Write the entries out again exactly as they stand, but without the pictures.

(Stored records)
....

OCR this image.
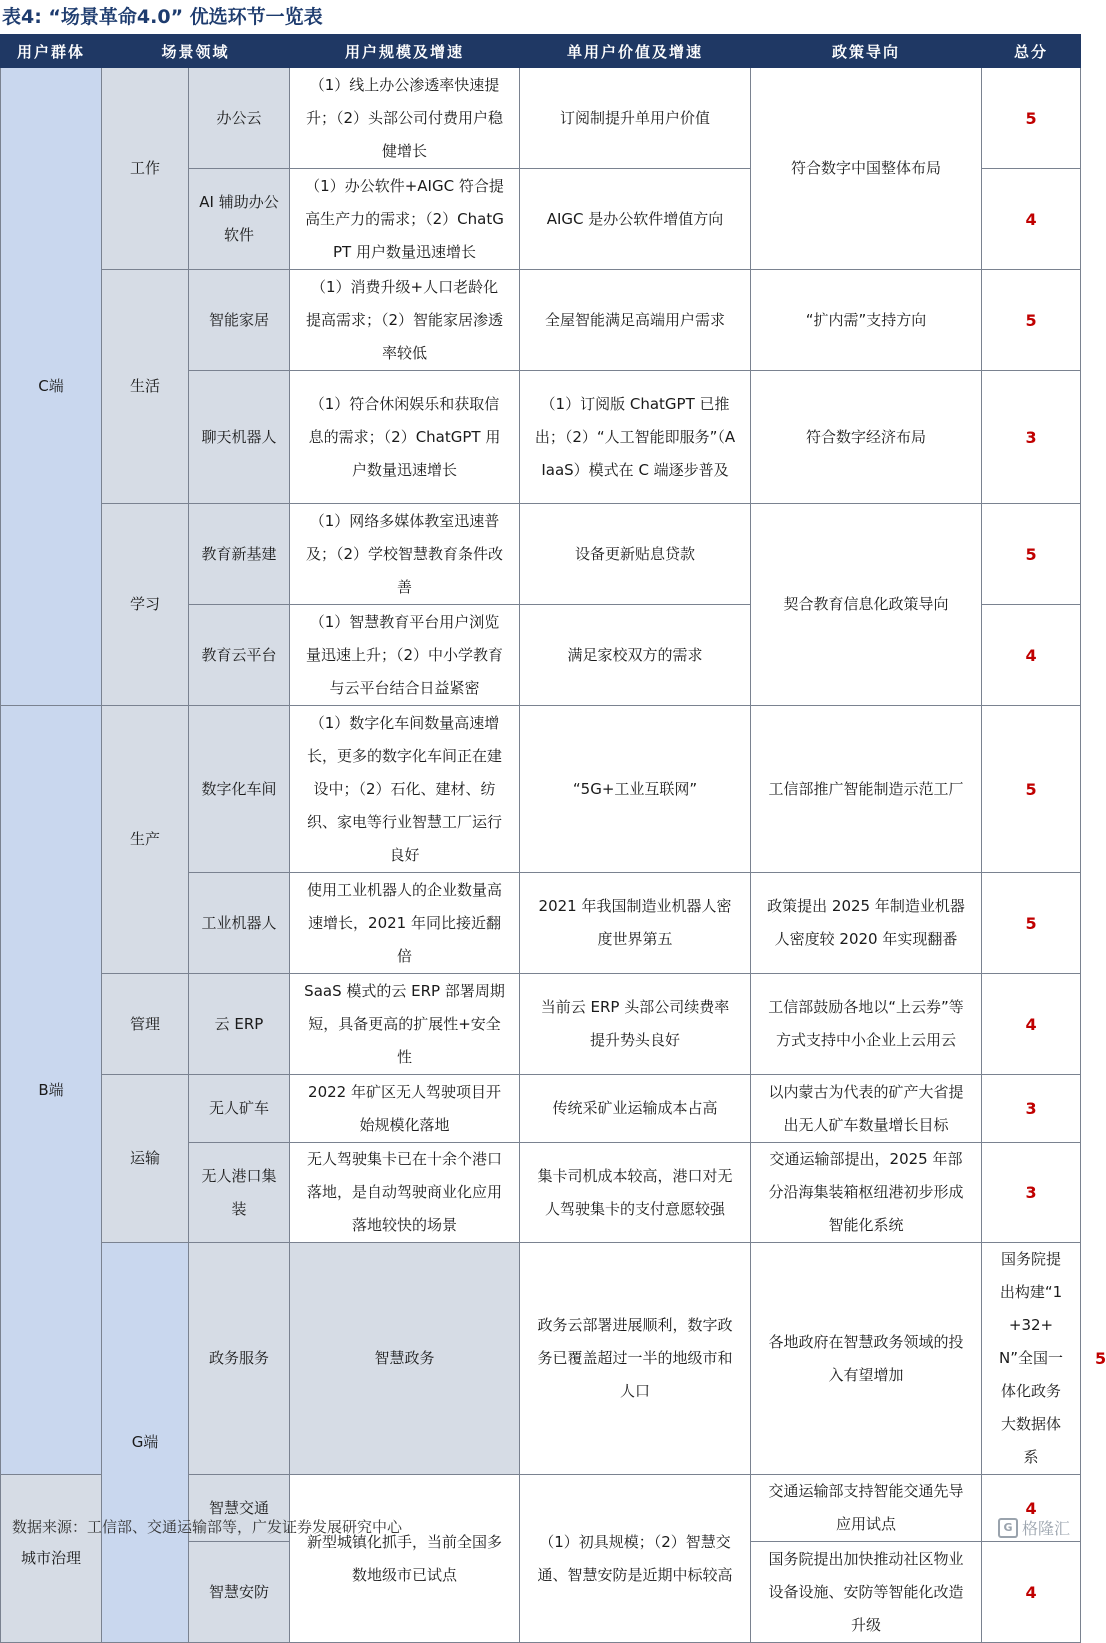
表4: “场景革命4.0” 优选环节一览表
用户群体	场景领域		用户规模及增速	单用户价值及增速	政策导向	总分	
C端	工作	办公云	（1）线上办公渗透率快速提升；（2）头部公司付费用户稳健增长	订阅制提升单用户价值	符合数字中国整体布局	5	
		AI 辅助办公软件	（1）办公软件+AIGC 符合提高生产力的需求；（2）ChatGPT 用户数量迅速增长	AIGC 是办公软件增值方向		4	
	生活	智能家居	（1）消费升级+人口老龄化提高需求；（2）智能家居渗透率较低	全屋智能满足高端用户需求	“扩内需”支持方向	5	
		聊天机器人	（1）符合休闲娱乐和获取信息的需求；（2）ChatGPT 用户数量迅速增长	（1）订阅版 ChatGPT 已推出；（2）“人工智能即服务”（AIaaS）模式在 C 端逐步普及	符合数字经济布局	3	
	学习	教育新基建	（1）网络多媒体教室迅速普及；（2）学校智慧教育条件改善	设备更新贴息贷款	契合教育信息化政策导向	5	
		教育云平台	（1）智慧教育平台用户浏览量迅速上升；（2）中小学教育与云平台结合日益紧密	满足家校双方的需求		4	
B端	生产	数字化车间	（1）数字化车间数量高速增长，更多的数字化车间正在建设中；（2）石化、建材、纺织、家电等行业智慧工厂运行良好	“5G+工业互联网”	工信部推广智能制造示范工厂	5	
		工业机器人	使用工业机器人的企业数量高速增长，2021 年同比接近翻倍	2021 年我国制造业机器人密度世界第五	政策提出 2025 年制造业机器人密度较 2020 年实现翻番	5	
	管理	云 ERP	SaaS 模式的云 ERP 部署周期短，具备更高的扩展性+安全性	当前云 ERP 头部公司续费率提升势头良好	工信部鼓励各地以“上云券”等方式支持中小企业上云用云	4	
	运输	无人矿车	2022 年矿区无人驾驶项目开始规模化落地	传统采矿业运输成本占高	以内蒙古为代表的矿产大省提出无人矿车数量增长目标	3	
		无人港口集装	无人驾驶集卡已在十余个港口落地，是自动驾驶商业化应用落地较快的场景	集卡司机成本较高，港口对无人驾驶集卡的支付意愿较强	交通运输部提出，2025 年部分沿海集装箱枢纽港初步形成智能化系统	3	
	G端	政务服务	智慧政务	政务云部署进展顺利，数字政务已覆盖超过一半的地级市和人口	各地政府在智慧政务领域的投入有望增加	国务院提出构建“1+32+N”全国一体化政务大数据体系	5
城市治理		智慧交通	新型城镇化抓手，当前全国多数地级市已试点	（1）初具规模；（2）智慧交通、智慧安防是近期中标较高	交通运输部支持智能交通先导应用试点	4	
		智慧安防			国务院提出加快推动社区物业设备设施、安防等智能化改造升级	4	
数据来源：工信部、交通运输部等，广发证券发展研究中心	G 格隆汇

....

*The reply*
OCR this image.
表4: “场景革命4.0” 优选环节一览表
用户群体	场景领域		用户规模及增速	单用户价值及增速	政策导向	总分	
C端	工作	办公云	（1）线上办公渗透率快速提升；（2）头部公司付费用户稳健增长	订阅制提升单用户价值	符合数字中国整体布局	5	
		AI 辅助办公软件	（1）办公软件+AIGC 符合提高生产力的需求；（2）ChatGPT 用户数量迅速增长	AIGC 是办公软件增值方向		4	
	生活	智能家居	（1）消费升级+人口老龄化提高需求；（2）智能家居渗透率较低	全屋智能满足高端用户需求	“扩内需”支持方向	5	
		聊天机器人	（1）符合休闲娱乐和获取信息的需求；（2）ChatGPT 用户数量迅速增长	（1）订阅版 ChatGPT 已推出；（2）“人工智能即服务”（AIaaS）模式在 C 端逐步普及	符合数字经济布局	3	
	学习	教育新基建	（1）网络多媒体教室迅速普及；（2）学校智慧教育条件改善	设备更新贴息贷款	契合教育信息化政策导向	5	
		教育云平台	（1）智慧教育平台用户浏览量迅速上升；（2）中小学教育与云平台结合日益紧密	满足家校双方的需求		4	
B端	生产	数字化车间	（1）数字化车间数量高速增长，更多的数字化车间正在建设中；（2）石化、建材、纺织、家电等行业智慧工厂运行良好	“5G+工业互联网”	工信部推广智能制造示范工厂	5	
		工业机器人	使用工业机器人的企业数量高速增长，2021 年同比接近翻倍	2021 年我国制造业机器人密度世界第五	政策提出 2025 年制造业机器人密度较 2020 年实现翻番	5	
	管理	云 ERP	SaaS 模式的云 ERP 部署周期短，具备更高的扩展性+安全性	当前云 ERP 头部公司续费率提升势头良好	工信部鼓励各地以“上云券”等方式支持中小企业上云用云	4	
	运输	无人矿车	2022 年矿区无人驾驶项目开始规模化落地	传统采矿业运输成本占高	以内蒙古为代表的矿产大省提出无人矿车数量增长目标	3	
		无人港口集装	无人驾驶集卡已在十余个港口落地，是自动驾驶商业化应用落地较快的场景	集卡司机成本较高，港口对无人驾驶集卡的支付意愿较强	交通运输部提出，2025 年部分沿海集装箱枢纽港初步形成智能化系统	3	
	G端	政务服务	智慧政务	政务云部署进展顺利，数字政务已覆盖超过一半的地级市和人口	各地政府在智慧政务领域的投入有望增加	国务院提出构建“1+32+N”全国一体化政务大数据体系	5
城市治理		智慧交通	新型城镇化抓手，当前全国多数地级市已试点	（1）初具规模；（2）智慧交通、智慧安防是近期中标较高	交通运输部支持智能交通先导应用试点	4	
		智慧安防			国务院提出加快推动社区物业设备设施、安防等智能化改造升级	4	
数据来源：工信部、交通运输部等，广发证券发展研究中心	G 格隆汇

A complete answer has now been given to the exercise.